# start of Supplied material
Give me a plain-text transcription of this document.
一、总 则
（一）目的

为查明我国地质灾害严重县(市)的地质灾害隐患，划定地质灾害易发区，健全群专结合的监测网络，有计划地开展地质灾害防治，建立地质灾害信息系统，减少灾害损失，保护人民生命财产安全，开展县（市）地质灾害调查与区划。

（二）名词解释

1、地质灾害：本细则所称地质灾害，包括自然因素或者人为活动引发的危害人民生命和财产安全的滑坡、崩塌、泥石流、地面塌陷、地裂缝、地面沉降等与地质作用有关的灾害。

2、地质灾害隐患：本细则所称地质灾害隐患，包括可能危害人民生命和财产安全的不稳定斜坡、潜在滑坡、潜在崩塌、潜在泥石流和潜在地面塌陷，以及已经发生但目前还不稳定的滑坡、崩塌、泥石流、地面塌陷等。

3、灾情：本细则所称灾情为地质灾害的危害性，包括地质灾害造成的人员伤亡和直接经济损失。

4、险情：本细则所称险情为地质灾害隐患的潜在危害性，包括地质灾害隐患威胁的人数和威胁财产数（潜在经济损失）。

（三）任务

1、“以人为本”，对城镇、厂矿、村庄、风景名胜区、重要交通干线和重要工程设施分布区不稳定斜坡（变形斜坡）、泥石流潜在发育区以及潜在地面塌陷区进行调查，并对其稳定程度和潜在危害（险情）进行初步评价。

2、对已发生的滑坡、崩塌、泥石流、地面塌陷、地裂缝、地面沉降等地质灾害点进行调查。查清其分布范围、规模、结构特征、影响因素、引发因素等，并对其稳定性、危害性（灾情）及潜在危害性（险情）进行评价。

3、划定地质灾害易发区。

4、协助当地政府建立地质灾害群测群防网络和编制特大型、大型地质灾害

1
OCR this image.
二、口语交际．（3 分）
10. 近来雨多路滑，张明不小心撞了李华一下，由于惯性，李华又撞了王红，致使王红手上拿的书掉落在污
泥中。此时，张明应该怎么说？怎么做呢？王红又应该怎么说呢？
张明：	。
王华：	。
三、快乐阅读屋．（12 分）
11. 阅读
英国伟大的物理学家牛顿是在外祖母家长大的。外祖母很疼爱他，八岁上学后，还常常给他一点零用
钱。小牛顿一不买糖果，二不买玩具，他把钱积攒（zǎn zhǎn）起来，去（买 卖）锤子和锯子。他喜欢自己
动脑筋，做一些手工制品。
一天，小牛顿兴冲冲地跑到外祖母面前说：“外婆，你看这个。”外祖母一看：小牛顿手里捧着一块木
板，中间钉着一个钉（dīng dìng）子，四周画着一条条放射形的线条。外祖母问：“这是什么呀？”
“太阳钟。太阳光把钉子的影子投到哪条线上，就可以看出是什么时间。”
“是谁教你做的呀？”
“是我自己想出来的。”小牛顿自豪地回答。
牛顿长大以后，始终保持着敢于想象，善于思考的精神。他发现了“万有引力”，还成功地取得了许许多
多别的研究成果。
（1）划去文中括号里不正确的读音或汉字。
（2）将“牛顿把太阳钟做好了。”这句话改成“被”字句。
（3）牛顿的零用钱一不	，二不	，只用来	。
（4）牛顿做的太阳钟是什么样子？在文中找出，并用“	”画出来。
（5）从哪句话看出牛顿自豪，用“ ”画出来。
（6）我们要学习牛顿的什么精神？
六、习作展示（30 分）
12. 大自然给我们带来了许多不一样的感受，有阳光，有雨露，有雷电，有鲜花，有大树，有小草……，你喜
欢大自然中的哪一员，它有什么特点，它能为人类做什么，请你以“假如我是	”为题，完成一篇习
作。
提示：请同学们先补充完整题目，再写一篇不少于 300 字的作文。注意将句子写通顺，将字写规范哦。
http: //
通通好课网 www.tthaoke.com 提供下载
# end of Supplied material
§ **What the exercise asks**: Transcribe the whole listing with nothing added or left out.

§ **Full answer**:
Give me a plain-text transcription of this document.
一、总 则
（一）目的

为查明我国地质灾害严重县(市)的地质灾害隐患，划定地质灾害易发区，健全群专结合的监测网络，有计划地开展地质灾害防治，建立地质灾害信息系统，减少灾害损失，保护人民生命财产安全，开展县（市）地质灾害调查与区划。

（二）名词解释

1、地质灾害：本细则所称地质灾害，包括自然因素或者人为活动引发的危害人民生命和财产安全的滑坡、崩塌、泥石流、地面塌陷、地裂缝、地面沉降等与地质作用有关的灾害。

2、地质灾害隐患：本细则所称地质灾害隐患，包括可能危害人民生命和财产安全的不稳定斜坡、潜在滑坡、潜在崩塌、潜在泥石流和潜在地面塌陷，以及已经发生但目前还不稳定的滑坡、崩塌、泥石流、地面塌陷等。

3、灾情：本细则所称灾情为地质灾害的危害性，包括地质灾害造成的人员伤亡和直接经济损失。

4、险情：本细则所称险情为地质灾害隐患的潜在危害性，包括地质灾害隐患威胁的人数和威胁财产数（潜在经济损失）。

（三）任务

1、“以人为本”，对城镇、厂矿、村庄、风景名胜区、重要交通干线和重要工程设施分布区不稳定斜坡（变形斜坡）、泥石流潜在发育区以及潜在地面塌陷区进行调查，并对其稳定程度和潜在危害（险情）进行初步评价。

2、对已发生的滑坡、崩塌、泥石流、地面塌陷、地裂缝、地面沉降等地质灾害点进行调查。查清其分布范围、规模、结构特征、影响因素、引发因素等，并对其稳定性、危害性（灾情）及潜在危害性（险情）进行评价。

3、划定地质灾害易发区。

4、协助当地政府建立地质灾害群测群防网络和编制特大型、大型地质灾害

1
OCR this image.
二、口语交际．（3 分）
10. 近来雨多路滑，张明不小心撞了李华一下，由于惯性，李华又撞了王红，致使王红手上拿的书掉落在污
泥中。此时，张明应该怎么说？怎么做呢？王红又应该怎么说呢？
张明：	。
王华：	。
三、快乐阅读屋．（12 分）
11. 阅读
英国伟大的物理学家牛顿是在外祖母家长大的。外祖母很疼爱他，八岁上学后，还常常给他一点零用
钱。小牛顿一不买糖果，二不买玩具，他把钱积攒（zǎn zhǎn）起来，去（买 卖）锤子和锯子。他喜欢自己
动脑筋，做一些手工制品。
一天，小牛顿兴冲冲地跑到外祖母面前说：“外婆，你看这个。”外祖母一看：小牛顿手里捧着一块木
板，中间钉着一个钉（dīng dìng）子，四周画着一条条放射形的线条。外祖母问：“这是什么呀？”
“太阳钟。太阳光把钉子的影子投到哪条线上，就可以看出是什么时间。”
“是谁教你做的呀？”
“是我自己想出来的。”小牛顿自豪地回答。
牛顿长大以后，始终保持着敢于想象，善于思考的精神。他发现了“万有引力”，还成功地取得了许许多
多别的研究成果。
（1）划去文中括号里不正确的读音或汉字。
（2）将“牛顿把太阳钟做好了。”这句话改成“被”字句。
（3）牛顿的零用钱一不	，二不	，只用来	。
（4）牛顿做的太阳钟是什么样子？在文中找出，并用“	”画出来。
（5）从哪句话看出牛顿自豪，用“ ”画出来。
（6）我们要学习牛顿的什么精神？
六、习作展示（30 分）
12. 大自然给我们带来了许多不一样的感受，有阳光，有雨露，有雷电，有鲜花，有大树，有小草……，你喜
欢大自然中的哪一员，它有什么特点，它能为人类做什么，请你以“假如我是	”为题，完成一篇习
作。
提示：请同学们先补充完整题目，再写一篇不少于 300 字的作文。注意将句子写通顺，将字写规范哦。
http: //
通通好课网 www.tthaoke.com 提供下载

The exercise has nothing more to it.